All of the records below need to be copied exactly.
— begin DATA SUPPLIED —
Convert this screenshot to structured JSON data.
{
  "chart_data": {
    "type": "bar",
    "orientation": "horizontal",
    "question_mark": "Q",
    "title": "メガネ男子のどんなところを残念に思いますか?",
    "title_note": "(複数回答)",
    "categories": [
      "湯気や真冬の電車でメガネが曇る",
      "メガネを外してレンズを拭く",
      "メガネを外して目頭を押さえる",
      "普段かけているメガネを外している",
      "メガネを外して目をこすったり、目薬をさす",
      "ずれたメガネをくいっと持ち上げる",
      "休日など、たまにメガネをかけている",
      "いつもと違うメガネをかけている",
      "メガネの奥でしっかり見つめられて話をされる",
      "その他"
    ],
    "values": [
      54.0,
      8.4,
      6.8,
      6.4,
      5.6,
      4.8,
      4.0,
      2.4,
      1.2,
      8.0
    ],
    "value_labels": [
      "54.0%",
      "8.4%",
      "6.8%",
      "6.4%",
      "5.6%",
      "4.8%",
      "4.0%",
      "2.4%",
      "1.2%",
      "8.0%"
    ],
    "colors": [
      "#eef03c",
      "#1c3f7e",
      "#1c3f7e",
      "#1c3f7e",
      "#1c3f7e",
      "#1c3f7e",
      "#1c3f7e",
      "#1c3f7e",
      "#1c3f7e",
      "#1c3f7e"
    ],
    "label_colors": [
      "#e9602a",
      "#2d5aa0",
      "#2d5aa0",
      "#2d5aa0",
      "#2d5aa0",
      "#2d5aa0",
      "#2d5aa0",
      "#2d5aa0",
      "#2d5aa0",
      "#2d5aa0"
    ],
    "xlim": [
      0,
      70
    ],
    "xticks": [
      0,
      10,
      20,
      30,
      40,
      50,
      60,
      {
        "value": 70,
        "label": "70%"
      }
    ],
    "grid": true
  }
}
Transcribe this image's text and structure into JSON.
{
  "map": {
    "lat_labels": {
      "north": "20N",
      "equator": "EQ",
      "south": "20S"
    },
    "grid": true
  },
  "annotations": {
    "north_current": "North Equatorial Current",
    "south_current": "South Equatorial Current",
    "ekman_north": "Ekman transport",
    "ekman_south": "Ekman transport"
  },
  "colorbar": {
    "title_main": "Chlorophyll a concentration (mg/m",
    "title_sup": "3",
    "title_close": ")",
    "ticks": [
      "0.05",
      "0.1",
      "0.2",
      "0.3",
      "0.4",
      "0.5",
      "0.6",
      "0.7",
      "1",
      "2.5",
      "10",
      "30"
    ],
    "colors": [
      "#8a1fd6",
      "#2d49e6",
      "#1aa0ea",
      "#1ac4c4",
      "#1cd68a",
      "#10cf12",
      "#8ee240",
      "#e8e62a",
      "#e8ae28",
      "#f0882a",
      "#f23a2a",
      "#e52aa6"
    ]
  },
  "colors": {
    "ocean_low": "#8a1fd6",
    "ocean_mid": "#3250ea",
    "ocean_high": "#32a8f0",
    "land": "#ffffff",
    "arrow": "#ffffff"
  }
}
— end DATA SUPPLIED —
- **WRITTEN RESPONSE**
Convert this screenshot to structured JSON data.
{
  "chart_data": {
    "type": "bar",
    "orientation": "horizontal",
    "question_mark": "Q",
    "title": "メガネ男子のどんなところを残念に思いますか?",
    "title_note": "(複数回答)",
    "categories": [
      "湯気や真冬の電車でメガネが曇る",
      "メガネを外してレンズを拭く",
      "メガネを外して目頭を押さえる",
      "普段かけているメガネを外している",
      "メガネを外して目をこすったり、目薬をさす",
      "ずれたメガネをくいっと持ち上げる",
      "休日など、たまにメガネをかけている",
      "いつもと違うメガネをかけている",
      "メガネの奥でしっかり見つめられて話をされる",
      "その他"
    ],
    "values": [
      54.0,
      8.4,
      6.8,
      6.4,
      5.6,
      4.8,
      4.0,
      2.4,
      1.2,
      8.0
    ],
    "value_labels": [
      "54.0%",
      "8.4%",
      "6.8%",
      "6.4%",
      "5.6%",
      "4.8%",
      "4.0%",
      "2.4%",
      "1.2%",
      "8.0%"
    ],
    "colors": [
      "#eef03c",
      "#1c3f7e",
      "#1c3f7e",
      "#1c3f7e",
      "#1c3f7e",
      "#1c3f7e",
      "#1c3f7e",
      "#1c3f7e",
      "#1c3f7e",
      "#1c3f7e"
    ],
    "label_colors": [
      "#e9602a",
      "#2d5aa0",
      "#2d5aa0",
      "#2d5aa0",
      "#2d5aa0",
      "#2d5aa0",
      "#2d5aa0",
      "#2d5aa0",
      "#2d5aa0",
      "#2d5aa0"
    ],
    "xlim": [
      0,
      70
    ],
    "xticks": [
      0,
      10,
      20,
      30,
      40,
      50,
      60,
      {
        "value": 70,
        "label": "70%"
      }
    ],
    "grid": true
  }
}
Transcribe this image's text and structure into JSON.
{
  "map": {
    "lat_labels": {
      "north": "20N",
      "equator": "EQ",
      "south": "20S"
    },
    "grid": true
  },
  "annotations": {
    "north_current": "North Equatorial Current",
    "south_current": "South Equatorial Current",
    "ekman_north": "Ekman transport",
    "ekman_south": "Ekman transport"
  },
  "colorbar": {
    "title_main": "Chlorophyll a concentration (mg/m",
    "title_sup": "3",
    "title_close": ")",
    "ticks": [
      "0.05",
      "0.1",
      "0.2",
      "0.3",
      "0.4",
      "0.5",
      "0.6",
      "0.7",
      "1",
      "2.5",
      "10",
      "30"
    ],
    "colors": [
      "#8a1fd6",
      "#2d49e6",
      "#1aa0ea",
      "#1ac4c4",
      "#1cd68a",
      "#10cf12",
      "#8ee240",
      "#e8e62a",
      "#e8ae28",
      "#f0882a",
      "#f23a2a",
      "#e52aa6"
    ]
  },
  "colors": {
    "ocean_low": "#8a1fd6",
    "ocean_mid": "#3250ea",
    "ocean_high": "#32a8f0",
    "land": "#ffffff",
    "arrow": "#ffffff"
  }
}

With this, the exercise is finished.